STATED EXERCISE 1:
In the biography of Bhuwan Chandra Khanduri, what year did he receive the Ati Vishisht Seva Medal?

## Begin TEXT SHOWN

Major General Bhuwan Chandra Khanduri (Retd.),  AVSM, (born 1 October 1934) is an Indian politician. He was Chief Minister of Uttarakhand from 2007 to 2009 and 2011 to 2012. He was a Member of Parliament in the 16th Lok Sabha representing the Garhwal parliamentary constituency of Uttarakhand and is a senior member of the Bharatiya Janta Party. Earlier, he was a cabinet minister, Ministry of Surface Transport of the government headed by the former Prime Minister of India, Atal Bihari Vajpayee.

Family and personal life
Khanduri was born at Dehradun in 1934. His parents were Jai Ballabh Khanduri (father), a journalist, and Durga Devi Khanduri (mother), a social activist. Khanduri is married to Aruna Khanduri (née Nailwal). He has a son Manish Khanduri and daughter Ritu Khanduri.

Educational profile
Khanduri is B.Sc., B.E. and M.I.E. (India). He is also a post-graduate in defence management. He studied at College of Military Engineering, Pune, Allahabad University, Institute of Engineers, New Delhi, and Institute of Defence Management, Secunderabad.

Army career
Khanduri served in Corps of Engineers, Indian Army, from 1954 to 1991. Positions held in the army include:

 Commander of Regiment (during the Indo-Pakistan War in 1971)
 Chief Engineer in the Army
 Commander of an Engineering Brigade
 Additional Military Secretary at Army Headquarters
 Additional Director General in the Engineer-in-Chief's division at the Army Headquarters

In 1983, he received the Ati Vishisht Seva Medal from the President of India for his extraordinary contribution to the Indian Army. He retired as a major general.

## End TEXT SHOWN
## Begin DATA SHOWN

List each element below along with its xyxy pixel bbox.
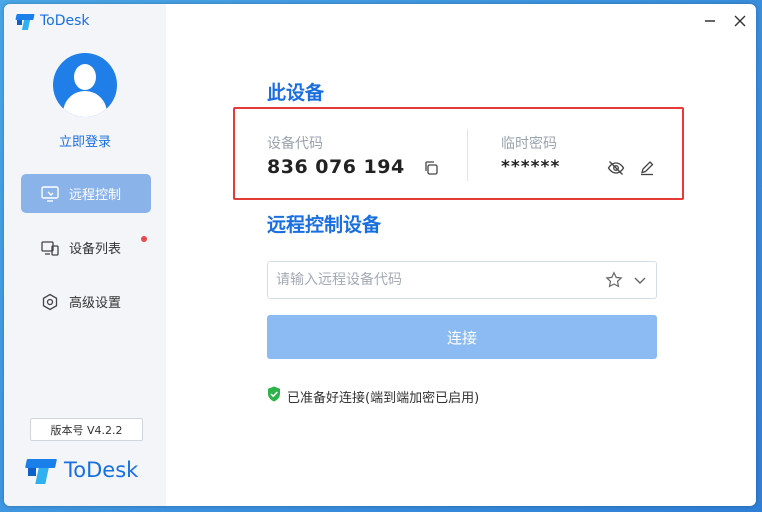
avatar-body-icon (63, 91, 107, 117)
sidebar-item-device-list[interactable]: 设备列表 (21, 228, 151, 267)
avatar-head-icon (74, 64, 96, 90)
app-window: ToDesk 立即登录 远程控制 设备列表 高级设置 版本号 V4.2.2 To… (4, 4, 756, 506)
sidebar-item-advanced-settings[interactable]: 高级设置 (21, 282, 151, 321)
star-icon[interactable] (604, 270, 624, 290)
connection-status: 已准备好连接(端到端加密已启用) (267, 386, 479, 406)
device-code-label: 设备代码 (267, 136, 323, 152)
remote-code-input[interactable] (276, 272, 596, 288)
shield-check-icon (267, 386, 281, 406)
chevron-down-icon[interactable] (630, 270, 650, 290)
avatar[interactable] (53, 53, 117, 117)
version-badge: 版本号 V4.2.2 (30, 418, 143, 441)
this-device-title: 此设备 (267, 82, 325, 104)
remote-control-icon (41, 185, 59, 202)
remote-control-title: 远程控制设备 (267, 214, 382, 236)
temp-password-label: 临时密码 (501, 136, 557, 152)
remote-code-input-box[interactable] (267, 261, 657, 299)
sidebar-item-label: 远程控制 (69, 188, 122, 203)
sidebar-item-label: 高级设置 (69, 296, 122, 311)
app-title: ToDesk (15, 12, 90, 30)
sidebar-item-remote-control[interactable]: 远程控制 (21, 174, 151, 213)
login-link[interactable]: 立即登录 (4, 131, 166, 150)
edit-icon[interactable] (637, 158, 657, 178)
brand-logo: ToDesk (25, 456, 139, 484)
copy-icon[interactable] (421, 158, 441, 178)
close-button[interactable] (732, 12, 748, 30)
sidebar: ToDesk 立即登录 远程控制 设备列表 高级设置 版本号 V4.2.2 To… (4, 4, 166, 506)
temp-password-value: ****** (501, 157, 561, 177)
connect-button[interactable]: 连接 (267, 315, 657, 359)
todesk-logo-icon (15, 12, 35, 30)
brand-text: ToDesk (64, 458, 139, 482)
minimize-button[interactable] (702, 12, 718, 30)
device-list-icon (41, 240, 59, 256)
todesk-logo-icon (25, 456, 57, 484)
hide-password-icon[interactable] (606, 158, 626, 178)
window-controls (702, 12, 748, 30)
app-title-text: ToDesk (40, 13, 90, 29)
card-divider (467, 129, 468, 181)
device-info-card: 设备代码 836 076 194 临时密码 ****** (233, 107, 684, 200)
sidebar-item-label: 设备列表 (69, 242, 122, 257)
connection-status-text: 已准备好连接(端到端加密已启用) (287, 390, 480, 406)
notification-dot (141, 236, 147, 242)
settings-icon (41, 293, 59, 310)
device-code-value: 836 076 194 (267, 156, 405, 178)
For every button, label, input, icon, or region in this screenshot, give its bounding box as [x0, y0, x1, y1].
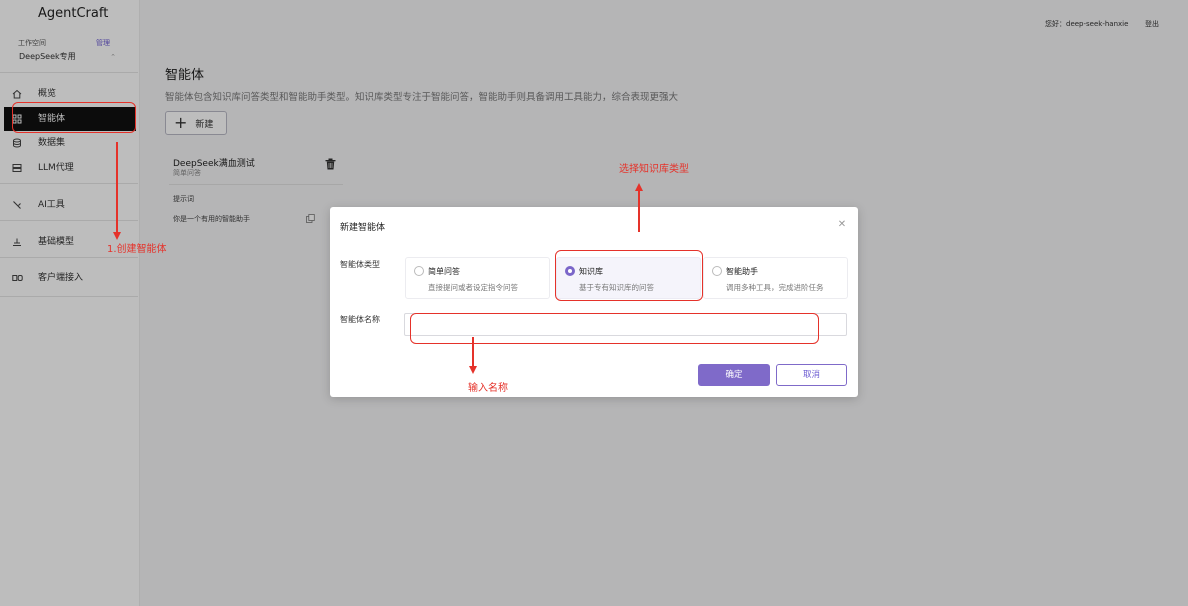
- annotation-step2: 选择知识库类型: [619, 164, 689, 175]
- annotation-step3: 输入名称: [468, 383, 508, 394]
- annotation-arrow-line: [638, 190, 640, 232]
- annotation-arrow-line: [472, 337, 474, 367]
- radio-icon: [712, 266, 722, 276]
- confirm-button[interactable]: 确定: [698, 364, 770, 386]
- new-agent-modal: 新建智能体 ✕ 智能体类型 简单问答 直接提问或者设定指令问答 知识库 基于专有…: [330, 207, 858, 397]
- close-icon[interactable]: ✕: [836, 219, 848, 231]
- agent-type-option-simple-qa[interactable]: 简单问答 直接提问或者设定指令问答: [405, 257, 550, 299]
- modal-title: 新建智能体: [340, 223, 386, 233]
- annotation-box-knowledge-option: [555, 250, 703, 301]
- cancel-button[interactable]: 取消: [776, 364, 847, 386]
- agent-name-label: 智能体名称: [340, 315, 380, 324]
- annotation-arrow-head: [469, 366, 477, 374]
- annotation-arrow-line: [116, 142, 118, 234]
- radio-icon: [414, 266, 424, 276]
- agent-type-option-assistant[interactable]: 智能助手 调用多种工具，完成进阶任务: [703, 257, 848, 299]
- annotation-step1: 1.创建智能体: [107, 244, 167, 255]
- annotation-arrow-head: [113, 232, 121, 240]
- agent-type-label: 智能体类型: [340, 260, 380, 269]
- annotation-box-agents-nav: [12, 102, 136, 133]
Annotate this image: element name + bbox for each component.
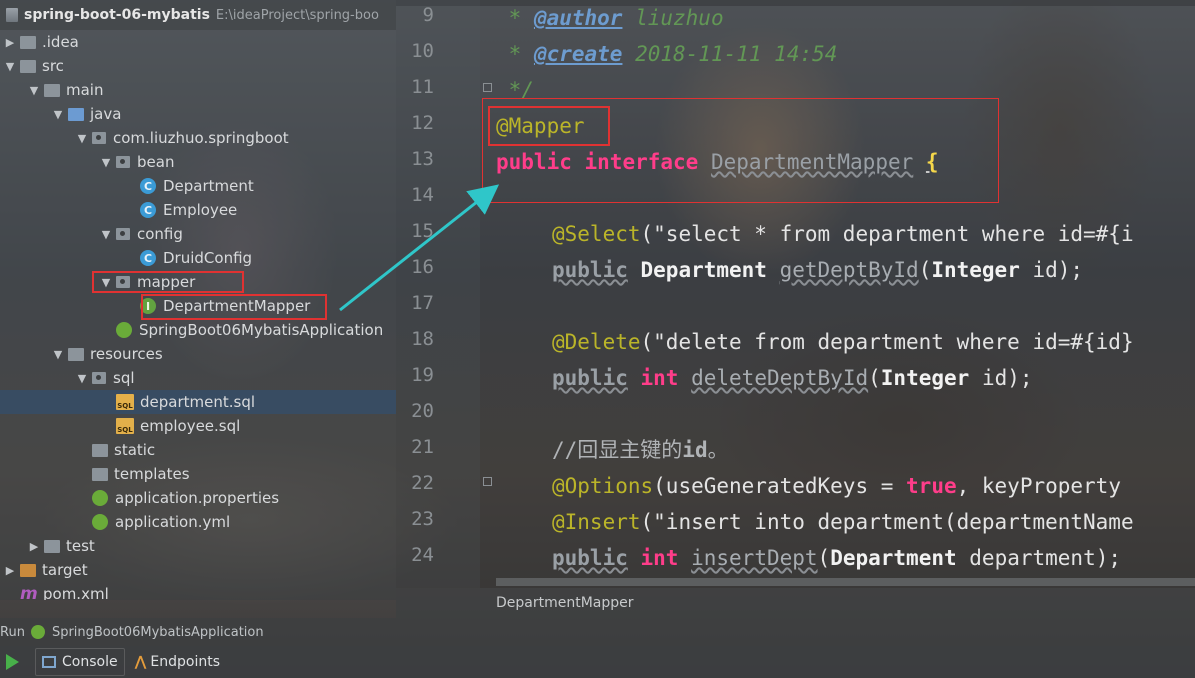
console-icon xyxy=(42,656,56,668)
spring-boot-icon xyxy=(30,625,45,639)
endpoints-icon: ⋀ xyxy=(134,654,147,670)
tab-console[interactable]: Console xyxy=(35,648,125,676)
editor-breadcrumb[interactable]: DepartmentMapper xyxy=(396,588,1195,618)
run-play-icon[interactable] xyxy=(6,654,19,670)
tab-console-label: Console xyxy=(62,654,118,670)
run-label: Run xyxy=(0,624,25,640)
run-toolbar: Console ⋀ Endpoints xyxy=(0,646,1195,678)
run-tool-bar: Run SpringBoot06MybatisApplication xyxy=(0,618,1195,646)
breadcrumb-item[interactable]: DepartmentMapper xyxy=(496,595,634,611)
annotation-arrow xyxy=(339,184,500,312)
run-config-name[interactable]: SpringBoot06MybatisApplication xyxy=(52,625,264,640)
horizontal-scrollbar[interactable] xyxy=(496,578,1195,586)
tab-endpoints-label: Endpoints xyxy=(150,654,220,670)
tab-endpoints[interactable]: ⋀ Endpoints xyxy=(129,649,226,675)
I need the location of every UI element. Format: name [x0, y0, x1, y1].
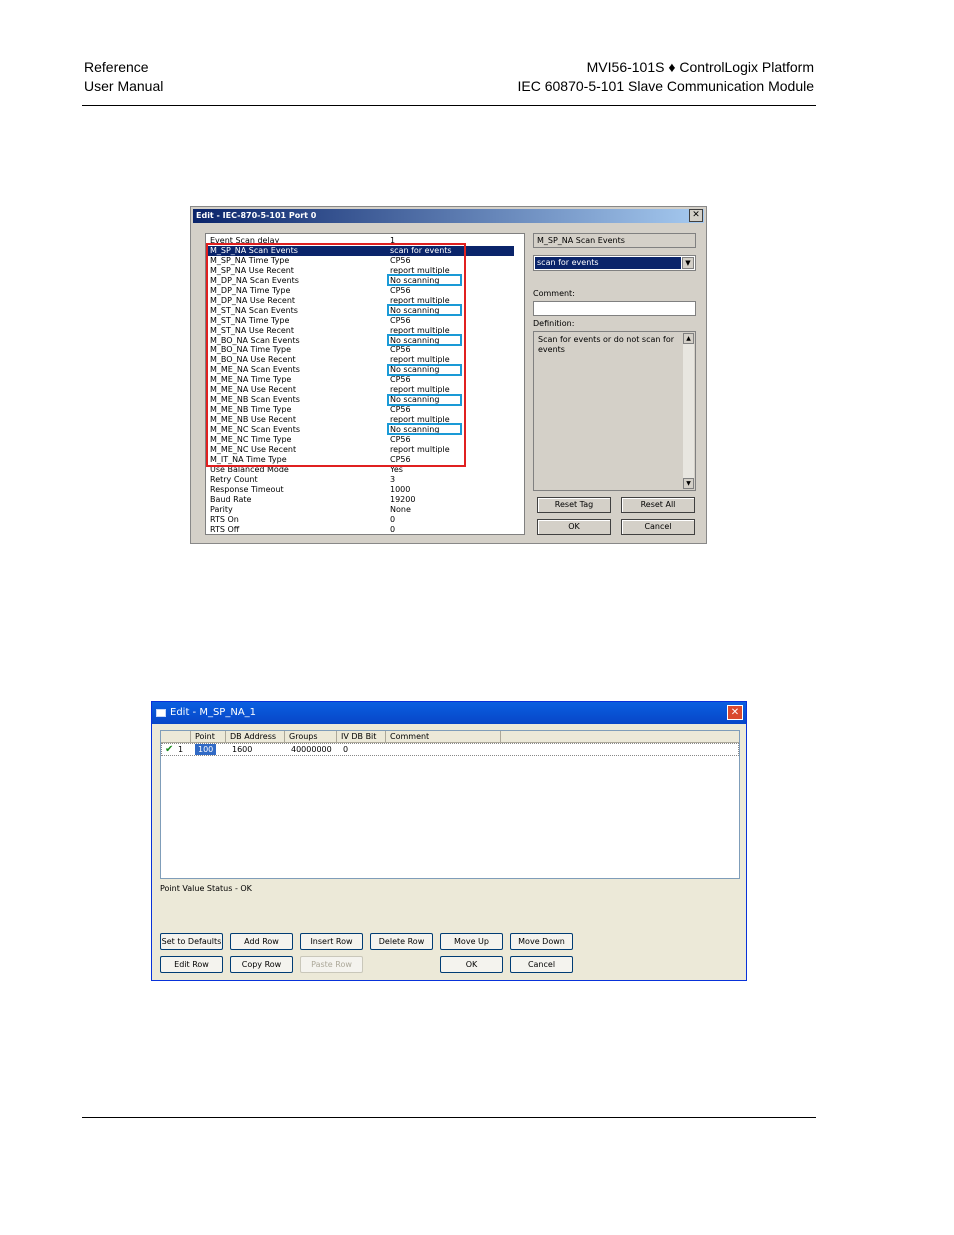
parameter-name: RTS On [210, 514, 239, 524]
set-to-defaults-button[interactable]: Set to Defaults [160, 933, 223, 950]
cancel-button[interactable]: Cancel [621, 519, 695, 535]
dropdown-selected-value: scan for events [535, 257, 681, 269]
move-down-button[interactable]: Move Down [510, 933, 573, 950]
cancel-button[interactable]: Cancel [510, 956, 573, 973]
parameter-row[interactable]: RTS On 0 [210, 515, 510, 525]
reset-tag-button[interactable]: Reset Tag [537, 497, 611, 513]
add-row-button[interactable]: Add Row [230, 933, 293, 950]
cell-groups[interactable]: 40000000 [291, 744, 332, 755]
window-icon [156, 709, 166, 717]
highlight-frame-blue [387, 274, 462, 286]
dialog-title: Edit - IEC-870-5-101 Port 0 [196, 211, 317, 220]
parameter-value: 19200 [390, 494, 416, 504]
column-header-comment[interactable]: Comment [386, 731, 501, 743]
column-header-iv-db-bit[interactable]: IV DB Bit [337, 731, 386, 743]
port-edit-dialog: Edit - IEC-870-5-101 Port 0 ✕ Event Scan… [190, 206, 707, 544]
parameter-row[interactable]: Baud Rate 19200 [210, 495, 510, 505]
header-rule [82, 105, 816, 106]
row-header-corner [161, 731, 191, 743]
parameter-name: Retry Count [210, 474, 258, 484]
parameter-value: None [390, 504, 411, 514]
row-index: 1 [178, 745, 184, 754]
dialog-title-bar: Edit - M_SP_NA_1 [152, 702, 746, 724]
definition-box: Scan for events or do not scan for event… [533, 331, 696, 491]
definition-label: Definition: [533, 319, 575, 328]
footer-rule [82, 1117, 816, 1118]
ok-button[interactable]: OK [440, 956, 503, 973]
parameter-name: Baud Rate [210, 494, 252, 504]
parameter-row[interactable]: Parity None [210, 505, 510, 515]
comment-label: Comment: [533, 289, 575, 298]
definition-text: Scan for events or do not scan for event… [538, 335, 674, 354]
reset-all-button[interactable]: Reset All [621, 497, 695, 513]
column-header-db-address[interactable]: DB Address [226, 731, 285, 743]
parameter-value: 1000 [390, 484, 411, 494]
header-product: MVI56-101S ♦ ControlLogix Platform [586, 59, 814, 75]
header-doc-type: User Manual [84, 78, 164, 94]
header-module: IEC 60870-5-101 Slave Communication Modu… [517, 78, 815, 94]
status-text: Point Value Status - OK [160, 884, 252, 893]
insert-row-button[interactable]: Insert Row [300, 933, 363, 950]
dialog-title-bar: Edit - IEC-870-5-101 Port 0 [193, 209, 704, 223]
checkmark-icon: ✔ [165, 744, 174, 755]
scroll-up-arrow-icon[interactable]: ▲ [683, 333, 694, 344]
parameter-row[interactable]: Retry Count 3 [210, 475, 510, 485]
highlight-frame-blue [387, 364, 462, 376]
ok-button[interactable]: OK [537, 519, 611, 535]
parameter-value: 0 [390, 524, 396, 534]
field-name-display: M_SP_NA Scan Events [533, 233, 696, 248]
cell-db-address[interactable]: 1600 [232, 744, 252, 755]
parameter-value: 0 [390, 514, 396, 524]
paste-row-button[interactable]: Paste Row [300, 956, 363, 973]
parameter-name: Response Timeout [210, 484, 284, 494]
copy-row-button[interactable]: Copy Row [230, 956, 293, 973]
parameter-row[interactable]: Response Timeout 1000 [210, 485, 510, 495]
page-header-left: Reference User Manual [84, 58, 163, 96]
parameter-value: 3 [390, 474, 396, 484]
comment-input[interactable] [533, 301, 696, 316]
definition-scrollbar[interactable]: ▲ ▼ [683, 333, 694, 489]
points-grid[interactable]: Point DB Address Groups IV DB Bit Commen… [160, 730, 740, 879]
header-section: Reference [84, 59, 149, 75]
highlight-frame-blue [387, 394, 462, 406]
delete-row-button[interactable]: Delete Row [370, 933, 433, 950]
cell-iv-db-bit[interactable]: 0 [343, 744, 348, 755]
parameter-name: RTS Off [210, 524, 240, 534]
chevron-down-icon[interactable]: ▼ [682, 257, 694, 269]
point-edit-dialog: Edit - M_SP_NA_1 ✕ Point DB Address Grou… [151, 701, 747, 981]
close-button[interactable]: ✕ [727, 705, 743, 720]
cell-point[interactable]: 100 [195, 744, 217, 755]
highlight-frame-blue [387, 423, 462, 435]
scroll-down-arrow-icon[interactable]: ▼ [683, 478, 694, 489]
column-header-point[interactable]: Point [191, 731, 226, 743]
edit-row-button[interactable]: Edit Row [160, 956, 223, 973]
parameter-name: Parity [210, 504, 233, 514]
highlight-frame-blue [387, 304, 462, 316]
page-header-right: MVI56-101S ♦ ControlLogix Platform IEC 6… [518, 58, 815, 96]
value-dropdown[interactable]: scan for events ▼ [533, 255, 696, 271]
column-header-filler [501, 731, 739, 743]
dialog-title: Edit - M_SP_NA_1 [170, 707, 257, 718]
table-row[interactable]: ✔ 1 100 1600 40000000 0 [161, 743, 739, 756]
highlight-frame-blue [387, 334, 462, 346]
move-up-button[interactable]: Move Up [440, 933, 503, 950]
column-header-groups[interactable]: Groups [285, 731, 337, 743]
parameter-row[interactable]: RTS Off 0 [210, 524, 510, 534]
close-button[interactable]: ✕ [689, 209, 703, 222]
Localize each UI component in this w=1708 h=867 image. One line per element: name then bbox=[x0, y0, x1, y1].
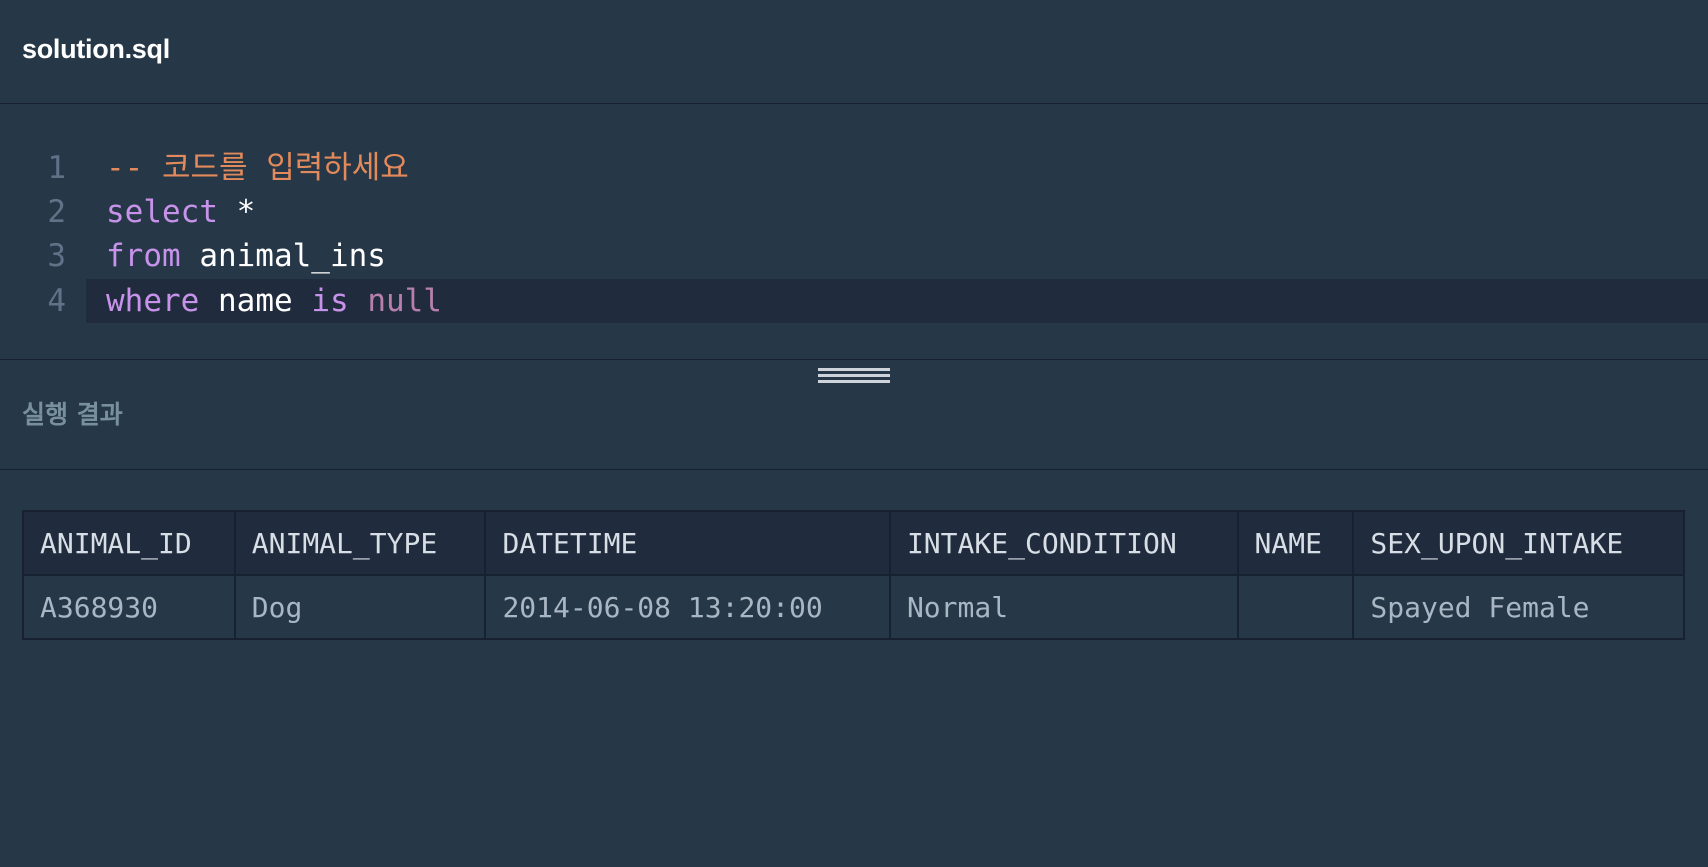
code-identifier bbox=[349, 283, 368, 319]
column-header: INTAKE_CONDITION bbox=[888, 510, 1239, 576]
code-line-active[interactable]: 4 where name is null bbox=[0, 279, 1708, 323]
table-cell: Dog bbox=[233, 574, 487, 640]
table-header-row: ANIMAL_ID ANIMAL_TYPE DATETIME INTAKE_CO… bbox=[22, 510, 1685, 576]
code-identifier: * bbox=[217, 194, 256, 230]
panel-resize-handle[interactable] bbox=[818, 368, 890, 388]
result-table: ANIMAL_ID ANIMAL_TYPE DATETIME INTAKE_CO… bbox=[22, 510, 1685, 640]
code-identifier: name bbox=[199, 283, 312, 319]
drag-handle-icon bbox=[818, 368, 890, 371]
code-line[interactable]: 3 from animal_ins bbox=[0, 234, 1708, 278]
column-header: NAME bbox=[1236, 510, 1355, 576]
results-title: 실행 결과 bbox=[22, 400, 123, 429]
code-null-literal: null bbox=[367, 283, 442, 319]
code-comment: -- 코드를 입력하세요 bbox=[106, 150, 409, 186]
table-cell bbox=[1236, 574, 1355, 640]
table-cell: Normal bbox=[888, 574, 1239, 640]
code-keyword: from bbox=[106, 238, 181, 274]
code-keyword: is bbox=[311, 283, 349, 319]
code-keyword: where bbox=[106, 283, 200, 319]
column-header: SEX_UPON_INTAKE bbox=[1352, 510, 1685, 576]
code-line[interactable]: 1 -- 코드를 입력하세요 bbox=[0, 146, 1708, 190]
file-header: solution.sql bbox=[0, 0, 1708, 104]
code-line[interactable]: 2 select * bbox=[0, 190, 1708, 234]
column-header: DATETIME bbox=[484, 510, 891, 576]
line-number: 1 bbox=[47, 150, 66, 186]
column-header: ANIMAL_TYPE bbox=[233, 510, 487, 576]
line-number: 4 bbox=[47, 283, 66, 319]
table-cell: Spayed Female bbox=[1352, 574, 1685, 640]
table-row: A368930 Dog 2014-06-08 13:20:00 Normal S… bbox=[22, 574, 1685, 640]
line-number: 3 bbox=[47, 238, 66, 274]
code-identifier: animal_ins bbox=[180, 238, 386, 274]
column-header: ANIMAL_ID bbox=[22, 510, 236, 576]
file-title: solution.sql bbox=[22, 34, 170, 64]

## End DATA SHOWN

STATED EXERCISE 2:
State how many lines of the listing contain the string "identifier", matching case exactly. Give only the number.

TASK RESULT 1:
1983

TASK RESULT 2:
4